Supplied information:
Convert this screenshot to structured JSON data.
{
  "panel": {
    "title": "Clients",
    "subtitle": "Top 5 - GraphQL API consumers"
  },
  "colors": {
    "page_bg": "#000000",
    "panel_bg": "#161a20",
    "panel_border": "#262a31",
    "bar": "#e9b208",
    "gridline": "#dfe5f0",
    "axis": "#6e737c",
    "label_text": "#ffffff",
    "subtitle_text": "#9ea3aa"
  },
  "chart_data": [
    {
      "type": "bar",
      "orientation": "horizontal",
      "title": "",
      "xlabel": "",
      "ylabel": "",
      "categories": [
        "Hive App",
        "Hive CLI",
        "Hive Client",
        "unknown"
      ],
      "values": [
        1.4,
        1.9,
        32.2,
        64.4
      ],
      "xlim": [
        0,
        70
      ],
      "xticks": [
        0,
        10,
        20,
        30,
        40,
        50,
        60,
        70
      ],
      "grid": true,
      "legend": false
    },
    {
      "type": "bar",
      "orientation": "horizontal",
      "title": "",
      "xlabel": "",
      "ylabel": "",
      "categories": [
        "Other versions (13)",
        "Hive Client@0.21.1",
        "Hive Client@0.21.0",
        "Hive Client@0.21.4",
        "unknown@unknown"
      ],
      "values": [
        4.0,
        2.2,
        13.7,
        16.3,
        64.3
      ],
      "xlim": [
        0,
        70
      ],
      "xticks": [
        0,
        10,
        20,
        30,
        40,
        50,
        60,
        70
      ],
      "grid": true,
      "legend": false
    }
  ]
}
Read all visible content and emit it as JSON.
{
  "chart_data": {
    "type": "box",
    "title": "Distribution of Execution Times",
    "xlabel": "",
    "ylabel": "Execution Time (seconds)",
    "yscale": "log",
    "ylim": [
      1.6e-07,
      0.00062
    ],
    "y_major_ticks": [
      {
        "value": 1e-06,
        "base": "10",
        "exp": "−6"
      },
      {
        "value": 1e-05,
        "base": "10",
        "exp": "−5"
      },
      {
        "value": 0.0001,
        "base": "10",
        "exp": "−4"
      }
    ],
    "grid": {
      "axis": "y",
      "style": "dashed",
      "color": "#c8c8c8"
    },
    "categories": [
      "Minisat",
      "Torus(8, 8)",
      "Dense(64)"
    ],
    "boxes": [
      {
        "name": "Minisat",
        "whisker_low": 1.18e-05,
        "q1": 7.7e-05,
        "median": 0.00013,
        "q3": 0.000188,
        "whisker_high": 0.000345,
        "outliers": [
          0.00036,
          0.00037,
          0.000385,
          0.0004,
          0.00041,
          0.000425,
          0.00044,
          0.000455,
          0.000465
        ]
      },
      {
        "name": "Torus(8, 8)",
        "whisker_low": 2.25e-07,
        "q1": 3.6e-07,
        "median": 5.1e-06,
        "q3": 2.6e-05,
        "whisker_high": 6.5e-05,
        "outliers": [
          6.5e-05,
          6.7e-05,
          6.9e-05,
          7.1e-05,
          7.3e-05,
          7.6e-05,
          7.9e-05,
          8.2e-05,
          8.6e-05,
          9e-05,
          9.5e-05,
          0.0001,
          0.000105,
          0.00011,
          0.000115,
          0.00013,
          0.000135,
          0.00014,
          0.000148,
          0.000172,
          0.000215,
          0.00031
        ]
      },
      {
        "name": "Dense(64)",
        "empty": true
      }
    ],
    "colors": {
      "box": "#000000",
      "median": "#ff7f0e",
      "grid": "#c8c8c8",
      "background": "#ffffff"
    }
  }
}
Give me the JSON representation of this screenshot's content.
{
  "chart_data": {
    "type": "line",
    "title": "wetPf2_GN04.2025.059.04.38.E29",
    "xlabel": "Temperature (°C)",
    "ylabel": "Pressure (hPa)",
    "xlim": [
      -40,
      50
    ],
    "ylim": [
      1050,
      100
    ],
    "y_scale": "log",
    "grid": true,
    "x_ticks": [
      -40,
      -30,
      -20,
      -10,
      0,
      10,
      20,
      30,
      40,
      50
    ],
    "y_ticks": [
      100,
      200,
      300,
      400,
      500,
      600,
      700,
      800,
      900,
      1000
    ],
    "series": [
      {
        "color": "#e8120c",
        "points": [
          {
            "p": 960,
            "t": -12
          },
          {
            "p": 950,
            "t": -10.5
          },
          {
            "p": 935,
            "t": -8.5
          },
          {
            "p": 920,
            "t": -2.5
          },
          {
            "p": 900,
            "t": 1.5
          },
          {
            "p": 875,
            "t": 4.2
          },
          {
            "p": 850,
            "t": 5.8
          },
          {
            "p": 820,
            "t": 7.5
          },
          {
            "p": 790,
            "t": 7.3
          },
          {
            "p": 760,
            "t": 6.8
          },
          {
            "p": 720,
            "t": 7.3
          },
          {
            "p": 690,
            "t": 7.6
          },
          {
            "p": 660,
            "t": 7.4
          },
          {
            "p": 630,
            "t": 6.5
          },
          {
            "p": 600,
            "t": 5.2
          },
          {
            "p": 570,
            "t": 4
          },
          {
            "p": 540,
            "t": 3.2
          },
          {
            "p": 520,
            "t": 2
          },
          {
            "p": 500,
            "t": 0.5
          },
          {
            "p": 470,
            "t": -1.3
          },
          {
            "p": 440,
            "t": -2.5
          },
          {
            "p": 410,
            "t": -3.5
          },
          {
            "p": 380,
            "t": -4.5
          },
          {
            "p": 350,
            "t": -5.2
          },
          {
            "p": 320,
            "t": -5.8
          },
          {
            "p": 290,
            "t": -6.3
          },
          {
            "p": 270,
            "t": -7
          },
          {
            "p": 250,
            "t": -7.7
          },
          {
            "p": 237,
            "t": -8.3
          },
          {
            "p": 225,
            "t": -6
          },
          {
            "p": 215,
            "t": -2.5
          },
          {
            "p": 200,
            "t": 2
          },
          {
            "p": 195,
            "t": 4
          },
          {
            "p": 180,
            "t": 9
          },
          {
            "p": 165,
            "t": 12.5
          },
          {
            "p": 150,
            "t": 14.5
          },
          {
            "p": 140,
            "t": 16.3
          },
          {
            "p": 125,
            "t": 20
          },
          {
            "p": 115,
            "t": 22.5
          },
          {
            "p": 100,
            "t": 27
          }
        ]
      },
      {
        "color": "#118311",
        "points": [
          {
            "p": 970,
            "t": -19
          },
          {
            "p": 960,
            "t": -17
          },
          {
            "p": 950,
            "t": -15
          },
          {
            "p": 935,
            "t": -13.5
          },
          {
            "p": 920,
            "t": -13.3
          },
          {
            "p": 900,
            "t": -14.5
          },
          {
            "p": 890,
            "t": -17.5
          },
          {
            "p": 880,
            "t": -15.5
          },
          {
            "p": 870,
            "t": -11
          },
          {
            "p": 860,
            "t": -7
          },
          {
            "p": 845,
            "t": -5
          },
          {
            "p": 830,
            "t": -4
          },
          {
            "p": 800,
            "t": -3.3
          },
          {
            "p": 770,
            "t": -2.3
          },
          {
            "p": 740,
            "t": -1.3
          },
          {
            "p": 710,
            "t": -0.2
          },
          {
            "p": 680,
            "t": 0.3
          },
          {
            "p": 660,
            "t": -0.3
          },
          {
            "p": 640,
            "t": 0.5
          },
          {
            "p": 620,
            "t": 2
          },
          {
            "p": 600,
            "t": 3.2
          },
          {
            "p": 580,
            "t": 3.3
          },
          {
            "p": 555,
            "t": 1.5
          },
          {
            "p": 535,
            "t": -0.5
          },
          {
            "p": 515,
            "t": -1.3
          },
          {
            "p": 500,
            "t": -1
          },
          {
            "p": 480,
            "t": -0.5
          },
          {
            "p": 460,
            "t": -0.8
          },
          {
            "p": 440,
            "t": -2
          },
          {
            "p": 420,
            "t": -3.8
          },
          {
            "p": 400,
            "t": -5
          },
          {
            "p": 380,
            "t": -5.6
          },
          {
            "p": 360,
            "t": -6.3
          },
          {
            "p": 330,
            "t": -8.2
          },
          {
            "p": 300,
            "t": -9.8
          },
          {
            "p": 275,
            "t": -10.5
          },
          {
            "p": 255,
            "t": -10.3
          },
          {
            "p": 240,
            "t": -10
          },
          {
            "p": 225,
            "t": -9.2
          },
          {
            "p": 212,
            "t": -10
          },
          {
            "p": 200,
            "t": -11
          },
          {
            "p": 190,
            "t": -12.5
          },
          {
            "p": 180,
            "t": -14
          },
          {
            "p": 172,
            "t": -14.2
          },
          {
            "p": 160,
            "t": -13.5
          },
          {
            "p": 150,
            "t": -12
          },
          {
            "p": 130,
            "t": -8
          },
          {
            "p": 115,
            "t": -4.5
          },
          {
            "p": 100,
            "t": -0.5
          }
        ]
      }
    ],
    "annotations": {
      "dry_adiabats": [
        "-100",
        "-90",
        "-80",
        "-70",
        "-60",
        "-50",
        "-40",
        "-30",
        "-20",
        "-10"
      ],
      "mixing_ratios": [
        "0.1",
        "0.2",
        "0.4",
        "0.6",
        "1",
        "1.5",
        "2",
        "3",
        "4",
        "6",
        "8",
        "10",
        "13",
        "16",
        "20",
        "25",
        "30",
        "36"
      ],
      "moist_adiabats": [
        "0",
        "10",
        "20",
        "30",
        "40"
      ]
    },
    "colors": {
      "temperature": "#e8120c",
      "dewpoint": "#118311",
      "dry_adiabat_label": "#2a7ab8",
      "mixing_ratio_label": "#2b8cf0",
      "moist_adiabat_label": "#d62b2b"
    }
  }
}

Exercise goal:
Find every line above that contains the word "this", and return each one.

Result:
Convert this screenshot to structured JSON data.
Give me the JSON representation of this screenshot's content.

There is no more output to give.